Set down all of the entries word for word, omitting the images they contain.

__Records for this task__:
===

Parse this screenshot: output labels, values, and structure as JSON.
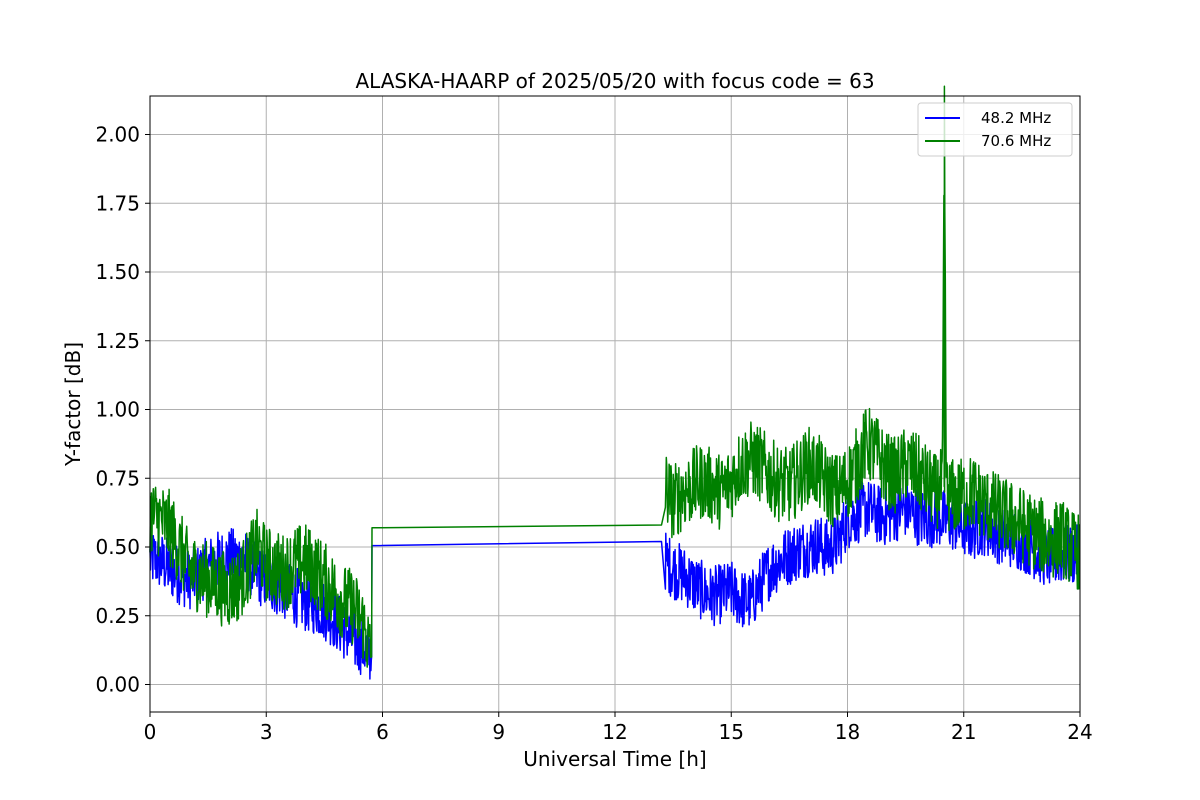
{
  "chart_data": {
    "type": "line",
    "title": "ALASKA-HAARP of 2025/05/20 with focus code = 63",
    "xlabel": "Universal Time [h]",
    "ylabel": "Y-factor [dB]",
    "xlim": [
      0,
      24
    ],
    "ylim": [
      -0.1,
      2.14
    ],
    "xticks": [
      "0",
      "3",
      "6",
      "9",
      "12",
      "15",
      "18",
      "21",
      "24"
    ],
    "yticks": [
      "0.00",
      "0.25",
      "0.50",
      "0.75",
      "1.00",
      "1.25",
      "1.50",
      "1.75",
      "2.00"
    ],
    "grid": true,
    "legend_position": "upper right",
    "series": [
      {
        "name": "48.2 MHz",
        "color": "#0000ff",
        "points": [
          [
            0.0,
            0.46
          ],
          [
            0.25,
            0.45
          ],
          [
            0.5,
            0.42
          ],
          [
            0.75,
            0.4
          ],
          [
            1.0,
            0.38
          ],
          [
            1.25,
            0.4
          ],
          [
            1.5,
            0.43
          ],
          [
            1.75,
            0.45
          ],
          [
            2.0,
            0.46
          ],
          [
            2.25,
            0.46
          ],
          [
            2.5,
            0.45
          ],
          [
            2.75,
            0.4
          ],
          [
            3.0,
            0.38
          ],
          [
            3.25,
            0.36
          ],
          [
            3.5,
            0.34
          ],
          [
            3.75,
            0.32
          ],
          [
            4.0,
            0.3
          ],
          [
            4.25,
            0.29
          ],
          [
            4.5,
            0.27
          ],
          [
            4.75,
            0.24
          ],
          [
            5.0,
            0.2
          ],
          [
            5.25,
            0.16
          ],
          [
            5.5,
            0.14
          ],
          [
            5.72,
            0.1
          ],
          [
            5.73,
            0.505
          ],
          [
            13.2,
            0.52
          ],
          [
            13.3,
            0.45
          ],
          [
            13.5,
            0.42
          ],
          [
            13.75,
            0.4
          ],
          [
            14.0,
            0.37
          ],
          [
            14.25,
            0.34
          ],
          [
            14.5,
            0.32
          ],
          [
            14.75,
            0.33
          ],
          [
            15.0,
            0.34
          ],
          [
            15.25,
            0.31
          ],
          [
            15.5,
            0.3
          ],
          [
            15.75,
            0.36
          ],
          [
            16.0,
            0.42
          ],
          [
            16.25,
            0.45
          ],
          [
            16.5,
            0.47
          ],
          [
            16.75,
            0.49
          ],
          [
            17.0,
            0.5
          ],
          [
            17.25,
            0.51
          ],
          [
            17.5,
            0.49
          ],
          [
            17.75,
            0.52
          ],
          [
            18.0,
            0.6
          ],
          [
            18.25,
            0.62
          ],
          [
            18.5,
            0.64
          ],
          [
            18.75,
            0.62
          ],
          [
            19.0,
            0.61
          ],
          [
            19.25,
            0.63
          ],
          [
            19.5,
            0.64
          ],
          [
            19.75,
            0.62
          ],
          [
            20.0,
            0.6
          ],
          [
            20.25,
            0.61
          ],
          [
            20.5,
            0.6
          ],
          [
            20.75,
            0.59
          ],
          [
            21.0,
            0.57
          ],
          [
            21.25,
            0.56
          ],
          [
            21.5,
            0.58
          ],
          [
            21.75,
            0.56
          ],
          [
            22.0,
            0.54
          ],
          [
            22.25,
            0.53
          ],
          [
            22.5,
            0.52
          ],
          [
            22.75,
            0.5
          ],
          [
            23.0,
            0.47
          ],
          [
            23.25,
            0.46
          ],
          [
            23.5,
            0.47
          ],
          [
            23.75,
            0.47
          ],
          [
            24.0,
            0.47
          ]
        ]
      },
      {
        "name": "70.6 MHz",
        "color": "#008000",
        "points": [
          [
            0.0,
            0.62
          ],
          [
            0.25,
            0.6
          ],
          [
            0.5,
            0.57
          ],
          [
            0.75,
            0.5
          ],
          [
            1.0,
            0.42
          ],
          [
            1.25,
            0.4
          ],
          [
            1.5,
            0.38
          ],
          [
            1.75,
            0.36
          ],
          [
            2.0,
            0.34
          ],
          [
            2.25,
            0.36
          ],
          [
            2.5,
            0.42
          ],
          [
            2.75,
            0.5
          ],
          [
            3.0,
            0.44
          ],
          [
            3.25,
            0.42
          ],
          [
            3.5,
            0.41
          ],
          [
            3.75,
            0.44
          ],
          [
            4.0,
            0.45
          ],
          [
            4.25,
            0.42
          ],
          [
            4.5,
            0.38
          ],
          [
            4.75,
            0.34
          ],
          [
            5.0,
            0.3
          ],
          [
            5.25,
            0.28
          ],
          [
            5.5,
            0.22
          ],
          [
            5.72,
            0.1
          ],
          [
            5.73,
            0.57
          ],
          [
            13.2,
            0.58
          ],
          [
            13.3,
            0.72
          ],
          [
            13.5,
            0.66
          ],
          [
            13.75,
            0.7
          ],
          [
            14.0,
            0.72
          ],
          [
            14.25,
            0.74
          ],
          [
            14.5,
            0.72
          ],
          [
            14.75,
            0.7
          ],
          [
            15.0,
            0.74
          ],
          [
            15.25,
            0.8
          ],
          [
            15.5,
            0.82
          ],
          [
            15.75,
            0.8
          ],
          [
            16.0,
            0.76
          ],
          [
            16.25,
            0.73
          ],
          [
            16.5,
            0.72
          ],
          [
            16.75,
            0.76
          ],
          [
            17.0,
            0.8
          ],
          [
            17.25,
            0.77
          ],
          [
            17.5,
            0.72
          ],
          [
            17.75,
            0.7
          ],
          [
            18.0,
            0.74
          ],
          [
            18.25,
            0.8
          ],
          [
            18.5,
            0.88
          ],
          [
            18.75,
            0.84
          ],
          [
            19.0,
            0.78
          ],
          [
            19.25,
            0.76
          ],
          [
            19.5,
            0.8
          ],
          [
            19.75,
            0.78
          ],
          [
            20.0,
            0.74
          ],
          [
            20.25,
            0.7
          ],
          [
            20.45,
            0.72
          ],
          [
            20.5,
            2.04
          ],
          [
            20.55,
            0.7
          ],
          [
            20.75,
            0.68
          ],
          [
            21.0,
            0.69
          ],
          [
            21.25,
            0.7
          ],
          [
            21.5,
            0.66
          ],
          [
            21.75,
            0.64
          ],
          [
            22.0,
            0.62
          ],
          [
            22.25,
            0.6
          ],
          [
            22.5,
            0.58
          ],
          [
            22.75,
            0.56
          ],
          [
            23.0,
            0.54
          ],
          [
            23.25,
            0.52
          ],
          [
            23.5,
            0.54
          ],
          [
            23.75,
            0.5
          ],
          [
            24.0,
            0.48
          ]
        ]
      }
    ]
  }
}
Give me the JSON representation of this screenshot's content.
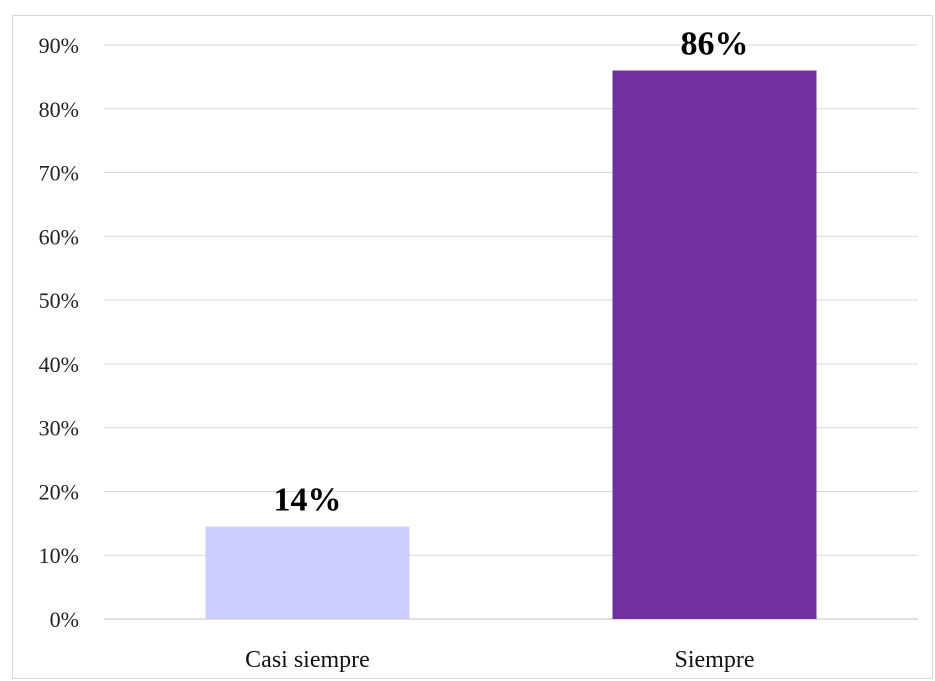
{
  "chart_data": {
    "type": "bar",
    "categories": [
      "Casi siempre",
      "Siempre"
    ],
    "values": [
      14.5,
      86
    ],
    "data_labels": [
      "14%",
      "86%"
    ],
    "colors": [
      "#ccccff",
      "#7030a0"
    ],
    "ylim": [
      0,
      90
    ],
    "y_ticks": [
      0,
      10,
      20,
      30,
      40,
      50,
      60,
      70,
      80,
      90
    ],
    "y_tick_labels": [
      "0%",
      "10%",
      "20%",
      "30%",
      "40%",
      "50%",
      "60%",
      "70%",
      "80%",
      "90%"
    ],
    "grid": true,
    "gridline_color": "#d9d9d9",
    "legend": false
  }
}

===

__Solution for this task__:
Parse this screenshot: output labels, values, and structure as JSON.
{
  "chart_data": {
    "type": "line",
    "title": "ALASKA-HAARP of 2025/05/20 with focus code = 63",
    "xlabel": "Universal Time [h]",
    "ylabel": "Y-factor [dB]",
    "xlim": [
      0,
      24
    ],
    "ylim": [
      -0.1,
      2.14
    ],
    "xticks": [
      "0",
      "3",
      "6",
      "9",
      "12",
      "15",
      "18",
      "21",
      "24"
    ],
    "yticks": [
      "0.00",
      "0.25",
      "0.50",
      "0.75",
      "1.00",
      "1.25",
      "1.50",
      "1.75",
      "2.00"
    ],
    "grid": true,
    "legend_position": "upper right",
    "series": [
      {
        "name": "48.2 MHz",
        "color": "#0000ff",
        "points": [
          [
            0.0,
            0.46
          ],
          [
            0.25,
            0.45
          ],
          [
            0.5,
            0.42
          ],
          [
            0.75,
            0.4
          ],
          [
            1.0,
            0.38
          ],
          [
            1.25,
            0.4
          ],
          [
            1.5,
            0.43
          ],
          [
            1.75,
            0.45
          ],
          [
            2.0,
            0.46
          ],
          [
            2.25,
            0.46
          ],
          [
            2.5,
            0.45
          ],
          [
            2.75,
            0.4
          ],
          [
            3.0,
            0.38
          ],
          [
            3.25,
            0.36
          ],
          [
            3.5,
            0.34
          ],
          [
            3.75,
            0.32
          ],
          [
            4.0,
            0.3
          ],
          [
            4.25,
            0.29
          ],
          [
            4.5,
            0.27
          ],
          [
            4.75,
            0.24
          ],
          [
            5.0,
            0.2
          ],
          [
            5.25,
            0.16
          ],
          [
            5.5,
            0.14
          ],
          [
            5.72,
            0.1
          ],
          [
            5.73,
            0.505
          ],
          [
            13.2,
            0.52
          ],
          [
            13.3,
            0.45
          ],
          [
            13.5,
            0.42
          ],
          [
            13.75,
            0.4
          ],
          [
            14.0,
            0.37
          ],
          [
            14.25,
            0.34
          ],
          [
            14.5,
            0.32
          ],
          [
            14.75,
            0.33
          ],
          [
            15.0,
            0.34
          ],
          [
            15.25,
            0.31
          ],
          [
            15.5,
            0.3
          ],
          [
            15.75,
            0.36
          ],
          [
            16.0,
            0.42
          ],
          [
            16.25,
            0.45
          ],
          [
            16.5,
            0.47
          ],
          [
            16.75,
            0.49
          ],
          [
            17.0,
            0.5
          ],
          [
            17.25,
            0.51
          ],
          [
            17.5,
            0.49
          ],
          [
            17.75,
            0.52
          ],
          [
            18.0,
            0.6
          ],
          [
            18.25,
            0.62
          ],
          [
            18.5,
            0.64
          ],
          [
            18.75,
            0.62
          ],
          [
            19.0,
            0.61
          ],
          [
            19.25,
            0.63
          ],
          [
            19.5,
            0.64
          ],
          [
            19.75,
            0.62
          ],
          [
            20.0,
            0.6
          ],
          [
            20.25,
            0.61
          ],
          [
            20.5,
            0.6
          ],
          [
            20.75,
            0.59
          ],
          [
            21.0,
            0.57
          ],
          [
            21.25,
            0.56
          ],
          [
            21.5,
            0.58
          ],
          [
            21.75,
            0.56
          ],
          [
            22.0,
            0.54
          ],
          [
            22.25,
            0.53
          ],
          [
            22.5,
            0.52
          ],
          [
            22.75,
            0.5
          ],
          [
            23.0,
            0.47
          ],
          [
            23.25,
            0.46
          ],
          [
            23.5,
            0.47
          ],
          [
            23.75,
            0.47
          ],
          [
            24.0,
            0.47
          ]
        ]
      },
      {
        "name": "70.6 MHz",
        "color": "#008000",
        "points": [
          [
            0.0,
            0.62
          ],
          [
            0.25,
            0.6
          ],
          [
            0.5,
            0.57
          ],
          [
            0.75,
            0.5
          ],
          [
            1.0,
            0.42
          ],
          [
            1.25,
            0.4
          ],
          [
            1.5,
            0.38
          ],
          [
            1.75,
            0.36
          ],
          [
            2.0,
            0.34
          ],
          [
            2.25,
            0.36
          ],
          [
            2.5,
            0.42
          ],
          [
            2.75,
            0.5
          ],
          [
            3.0,
            0.44
          ],
          [
            3.25,
            0.42
          ],
          [
            3.5,
            0.41
          ],
          [
            3.75,
            0.44
          ],
          [
            4.0,
            0.45
          ],
          [
            4.25,
            0.42
          ],
          [
            4.5,
            0.38
          ],
          [
            4.75,
            0.34
          ],
          [
            5.0,
            0.3
          ],
          [
            5.25,
            0.28
          ],
          [
            5.5,
            0.22
          ],
          [
            5.72,
            0.1
          ],
          [
            5.73,
            0.57
          ],
          [
            13.2,
            0.58
          ],
          [
            13.3,
            0.72
          ],
          [
            13.5,
            0.66
          ],
          [
            13.75,
            0.7
          ],
          [
            14.0,
            0.72
          ],
          [
            14.25,
            0.74
          ],
          [
            14.5,
            0.72
          ],
          [
            14.75,
            0.7
          ],
          [
            15.0,
            0.74
          ],
          [
            15.25,
            0.8
          ],
          [
            15.5,
            0.82
          ],
          [
            15.75,
            0.8
          ],
          [
            16.0,
            0.76
          ],
          [
            16.25,
            0.73
          ],
          [
            16.5,
            0.72
          ],
          [
            16.75,
            0.76
          ],
          [
            17.0,
            0.8
          ],
          [
            17.25,
            0.77
          ],
          [
            17.5,
            0.72
          ],
          [
            17.75,
            0.7
          ],
          [
            18.0,
            0.74
          ],
          [
            18.25,
            0.8
          ],
          [
            18.5,
            0.88
          ],
          [
            18.75,
            0.84
          ],
          [
            19.0,
            0.78
          ],
          [
            19.25,
            0.76
          ],
          [
            19.5,
            0.8
          ],
          [
            19.75,
            0.78
          ],
          [
            20.0,
            0.74
          ],
          [
            20.25,
            0.7
          ],
          [
            20.45,
            0.72
          ],
          [
            20.5,
            2.04
          ],
          [
            20.55,
            0.7
          ],
          [
            20.75,
            0.68
          ],
          [
            21.0,
            0.69
          ],
          [
            21.25,
            0.7
          ],
          [
            21.5,
            0.66
          ],
          [
            21.75,
            0.64
          ],
          [
            22.0,
            0.62
          ],
          [
            22.25,
            0.6
          ],
          [
            22.5,
            0.58
          ],
          [
            22.75,
            0.56
          ],
          [
            23.0,
            0.54
          ],
          [
            23.25,
            0.52
          ],
          [
            23.5,
            0.54
          ],
          [
            23.75,
            0.5
          ],
          [
            24.0,
            0.48
          ]
        ]
      }
    ]
  }
}
Give me the JSON representation of this screenshot's content.
{
  "chart_data": {
    "type": "bar",
    "categories": [
      "Casi siempre",
      "Siempre"
    ],
    "values": [
      14.5,
      86
    ],
    "data_labels": [
      "14%",
      "86%"
    ],
    "colors": [
      "#ccccff",
      "#7030a0"
    ],
    "ylim": [
      0,
      90
    ],
    "y_ticks": [
      0,
      10,
      20,
      30,
      40,
      50,
      60,
      70,
      80,
      90
    ],
    "y_tick_labels": [
      "0%",
      "10%",
      "20%",
      "30%",
      "40%",
      "50%",
      "60%",
      "70%",
      "80%",
      "90%"
    ],
    "grid": true,
    "gridline_color": "#d9d9d9",
    "legend": false
  }
}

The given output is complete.